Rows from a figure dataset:
::::

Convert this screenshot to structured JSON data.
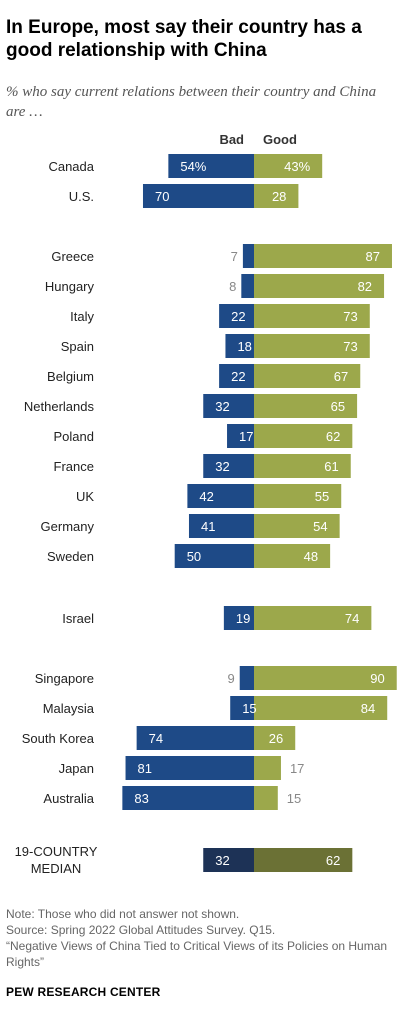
{
  "title": "In Europe, most say their country has a good relationship with China",
  "subtitle": "% who say current relations between their country and China are …",
  "notes": [
    "Note: Those who did not answer not shown.",
    "Source: Spring 2022 Global Attitudes Survey. Q15.",
    "“Negative Views of China Tied to Critical Views of its Policies on Human Rights”"
  ],
  "source_org": "PEW RESEARCH CENTER",
  "colors": {
    "bad": "#1e4a87",
    "good": "#9ca84b",
    "bad_median": "#1d3256",
    "good_median": "#6b7135",
    "label_outside": "#888888",
    "label_inside": "#ffffff"
  },
  "chart_data": {
    "type": "bar",
    "orientation": "horizontal-diverging",
    "series": [
      {
        "name": "Bad",
        "values": [
          54,
          70,
          7,
          8,
          22,
          18,
          22,
          32,
          17,
          32,
          42,
          41,
          50,
          19,
          9,
          15,
          74,
          81,
          83,
          32
        ]
      },
      {
        "name": "Good",
        "values": [
          43,
          28,
          87,
          82,
          73,
          73,
          67,
          65,
          62,
          61,
          55,
          54,
          48,
          74,
          90,
          84,
          26,
          17,
          15,
          62
        ]
      }
    ],
    "categories": [
      "Canada",
      "U.S.",
      "Greece",
      "Hungary",
      "Italy",
      "Spain",
      "Belgium",
      "Netherlands",
      "Poland",
      "France",
      "UK",
      "Germany",
      "Sweden",
      "Israel",
      "Singapore",
      "Malaysia",
      "South Korea",
      "Japan",
      "Australia",
      "19-COUNTRY MEDIAN"
    ],
    "value_labels": {
      "bad": [
        "54%",
        "70",
        "7",
        "8",
        "22",
        "18",
        "22",
        "32",
        "17",
        "32",
        "42",
        "41",
        "50",
        "19",
        "9",
        "15",
        "74",
        "81",
        "83",
        "32"
      ],
      "good": [
        "43%",
        "28",
        "87",
        "82",
        "73",
        "73",
        "67",
        "65",
        "62",
        "61",
        "55",
        "54",
        "48",
        "74",
        "90",
        "84",
        "26",
        "17",
        "15",
        "62"
      ]
    },
    "groups": [
      [
        0,
        1
      ],
      [
        2,
        3,
        4,
        5,
        6,
        7,
        8,
        9,
        10,
        11,
        12
      ],
      [
        13
      ],
      [
        14,
        15,
        16,
        17,
        18
      ],
      [
        19
      ]
    ],
    "median_index": 19,
    "median_label_lines": [
      "19-COUNTRY",
      "MEDIAN"
    ],
    "xlim": [
      0,
      100
    ]
  }
}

::::

● **GOAL**
Print every entry above again without changing a word, and omit the pictures.

● **COMPLETE RESPONSE**
Convert this screenshot to structured JSON data.
{
  "title": "In Europe, most say their country has a good relationship with China",
  "subtitle": "% who say current relations between their country and China are …",
  "notes": [
    "Note: Those who did not answer not shown.",
    "Source: Spring 2022 Global Attitudes Survey. Q15.",
    "“Negative Views of China Tied to Critical Views of its Policies on Human Rights”"
  ],
  "source_org": "PEW RESEARCH CENTER",
  "colors": {
    "bad": "#1e4a87",
    "good": "#9ca84b",
    "bad_median": "#1d3256",
    "good_median": "#6b7135",
    "label_outside": "#888888",
    "label_inside": "#ffffff"
  },
  "chart_data": {
    "type": "bar",
    "orientation": "horizontal-diverging",
    "series": [
      {
        "name": "Bad",
        "values": [
          54,
          70,
          7,
          8,
          22,
          18,
          22,
          32,
          17,
          32,
          42,
          41,
          50,
          19,
          9,
          15,
          74,
          81,
          83,
          32
        ]
      },
      {
        "name": "Good",
        "values": [
          43,
          28,
          87,
          82,
          73,
          73,
          67,
          65,
          62,
          61,
          55,
          54,
          48,
          74,
          90,
          84,
          26,
          17,
          15,
          62
        ]
      }
    ],
    "categories": [
      "Canada",
      "U.S.",
      "Greece",
      "Hungary",
      "Italy",
      "Spain",
      "Belgium",
      "Netherlands",
      "Poland",
      "France",
      "UK",
      "Germany",
      "Sweden",
      "Israel",
      "Singapore",
      "Malaysia",
      "South Korea",
      "Japan",
      "Australia",
      "19-COUNTRY MEDIAN"
    ],
    "value_labels": {
      "bad": [
        "54%",
        "70",
        "7",
        "8",
        "22",
        "18",
        "22",
        "32",
        "17",
        "32",
        "42",
        "41",
        "50",
        "19",
        "9",
        "15",
        "74",
        "81",
        "83",
        "32"
      ],
      "good": [
        "43%",
        "28",
        "87",
        "82",
        "73",
        "73",
        "67",
        "65",
        "62",
        "61",
        "55",
        "54",
        "48",
        "74",
        "90",
        "84",
        "26",
        "17",
        "15",
        "62"
      ]
    },
    "groups": [
      [
        0,
        1
      ],
      [
        2,
        3,
        4,
        5,
        6,
        7,
        8,
        9,
        10,
        11,
        12
      ],
      [
        13
      ],
      [
        14,
        15,
        16,
        17,
        18
      ],
      [
        19
      ]
    ],
    "median_index": 19,
    "median_label_lines": [
      "19-COUNTRY",
      "MEDIAN"
    ],
    "xlim": [
      0,
      100
    ]
  }
}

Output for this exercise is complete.